◆ What you have to do
Turn everything from the line containing "heatmap-cell (296, 296, 299, 300)" down to the line containing "heatmap-cell (244, 296, 247, 300)", both ends included, into a JSON list of strings, one string per line, with blank lines left out and no other lines added.

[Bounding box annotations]
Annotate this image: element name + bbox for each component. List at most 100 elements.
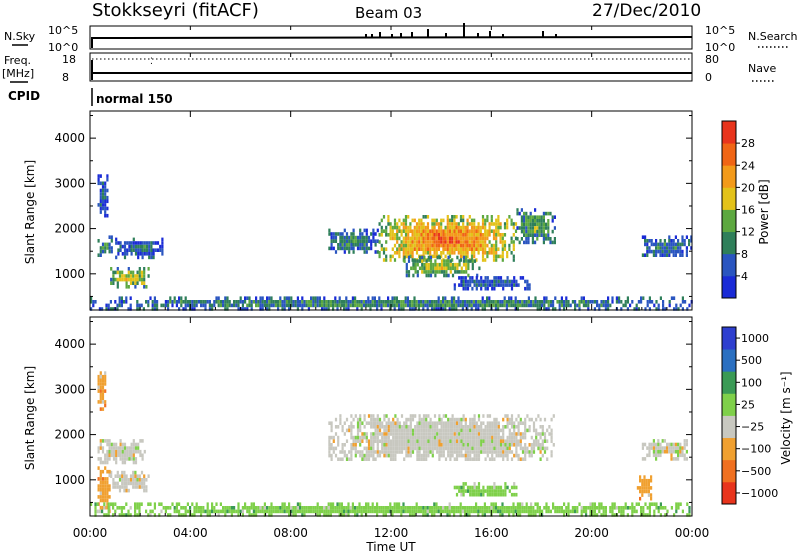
heatmap-cell (296, 296, 299, 300)
heatmap-cell (398, 446, 401, 451)
heatmap-cell (457, 236, 460, 241)
heatmap-cell (647, 478, 650, 483)
heatmap-cell (121, 277, 124, 282)
heatmap-cell (473, 414, 476, 418)
heatmap-cell (241, 300, 244, 304)
heatmap-cell (473, 453, 476, 458)
heatmap-cell (244, 296, 247, 300)
heatmap-cell (611, 509, 614, 514)
heatmap-cell (252, 502, 255, 506)
heatmap-cell (125, 502, 128, 506)
heatmap-cell (532, 443, 536, 447)
heatmap-cell (339, 235, 342, 240)
heatmap-cell (130, 248, 133, 252)
heatmap-cell (143, 241, 146, 245)
heatmap-cell (378, 421, 382, 425)
heatmap-cell (101, 389, 105, 393)
heatmap-cell (389, 506, 392, 510)
heatmap-cell (123, 485, 126, 489)
heatmap-cell (334, 432, 338, 436)
heatmap-cell (666, 509, 669, 514)
heatmap-cell (141, 457, 144, 461)
heatmap-cell (416, 421, 419, 425)
heatmap-cell (521, 435, 525, 440)
heatmap-cell (484, 251, 487, 255)
heatmap-cell (402, 222, 405, 226)
heatmap-cell (532, 425, 536, 429)
heatmap-cell (525, 229, 528, 234)
heatmap-cell (527, 219, 530, 223)
heatmap-cell (413, 303, 416, 308)
heatmap-cell (378, 417, 382, 422)
heatmap-cell (255, 300, 258, 304)
heatmap-cell (457, 296, 460, 300)
heatmap-cell (121, 460, 124, 465)
heatmap-cell (477, 432, 481, 436)
heatmap-cell (409, 453, 412, 458)
heatmap-cell (429, 446, 432, 451)
heatmap-cell (508, 296, 511, 300)
heatmap-cell (411, 218, 414, 223)
heatmap-cell (444, 414, 448, 418)
heatmap-cell (477, 251, 480, 255)
heatmap-cell (670, 239, 673, 243)
heatmap-cell (248, 303, 251, 308)
heatmap-cell (451, 233, 454, 237)
heatmap-cell (471, 279, 474, 284)
heatmap-cell (524, 286, 527, 291)
heatmap-cell (506, 276, 509, 280)
heatmap-cell (429, 266, 433, 271)
heatmap-cell (110, 446, 113, 450)
heatmap-cell (112, 277, 115, 282)
heatmap-cell (624, 303, 627, 308)
heatmap-cell (402, 236, 405, 241)
heatmap-cell (438, 450, 441, 454)
heatmap-cell (329, 506, 332, 510)
heatmap-cell (134, 506, 137, 510)
heatmap-cell (451, 435, 454, 440)
heatmap-cell (255, 303, 258, 308)
heatmap-cell (123, 457, 127, 461)
heatmap-cell (345, 235, 349, 240)
heatmap-cell (486, 251, 489, 255)
heatmap-cell (261, 506, 264, 510)
heatmap-cell (384, 509, 387, 514)
heatmap-cell (348, 250, 351, 254)
heatmap-cell (294, 300, 297, 304)
heatmap-cell (409, 236, 412, 241)
heatmap-cell (468, 215, 471, 219)
heatmap-cell (467, 262, 470, 267)
heatmap-cell (437, 240, 441, 244)
heatmap-cell (125, 474, 128, 478)
heatmap-cell (126, 252, 129, 256)
heatmap-cell (607, 307, 610, 311)
heatmap-cell (433, 509, 436, 514)
heatmap-cell (650, 442, 653, 447)
heatmap-cell (104, 371, 107, 375)
heatmap-cell (354, 300, 357, 304)
heatmap-cell (550, 453, 553, 458)
heatmap-cell (429, 270, 433, 274)
heatmap-cell (106, 246, 109, 250)
heatmap-cell (642, 506, 645, 510)
heatmap-cell (409, 506, 412, 510)
heatmap-cell (189, 506, 192, 510)
heatmap-cell (389, 425, 393, 429)
heatmap-cell (515, 435, 518, 440)
heatmap-cell (508, 421, 511, 425)
heatmap-cell (501, 243, 504, 248)
heatmap-cell (464, 489, 467, 493)
heatmap-cell (239, 300, 242, 304)
heatmap-cell (239, 296, 242, 300)
heatmap-cell (643, 486, 646, 490)
heatmap-cell (659, 442, 662, 447)
heatmap-cell (520, 226, 523, 230)
heatmap-cell (363, 228, 366, 233)
heatmap-cell (527, 233, 530, 237)
heatmap-cell (420, 432, 423, 436)
heatmap-cell (184, 513, 187, 517)
heatmap-cell (312, 303, 315, 308)
heatmap-cell (438, 428, 441, 433)
heatmap-cell (97, 400, 100, 404)
heatmap-cell (123, 248, 127, 252)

◆ Task answer
[
  "heatmap-cell (296, 296, 299, 300)",
  "heatmap-cell (398, 446, 401, 451)",
  "heatmap-cell (457, 236, 460, 241)",
  "heatmap-cell (647, 478, 650, 483)",
  "heatmap-cell (121, 277, 124, 282)",
  "heatmap-cell (473, 414, 476, 418)",
  "heatmap-cell (241, 300, 244, 304)",
  "heatmap-cell (473, 453, 476, 458)",
  "heatmap-cell (244, 296, 247, 300)"
]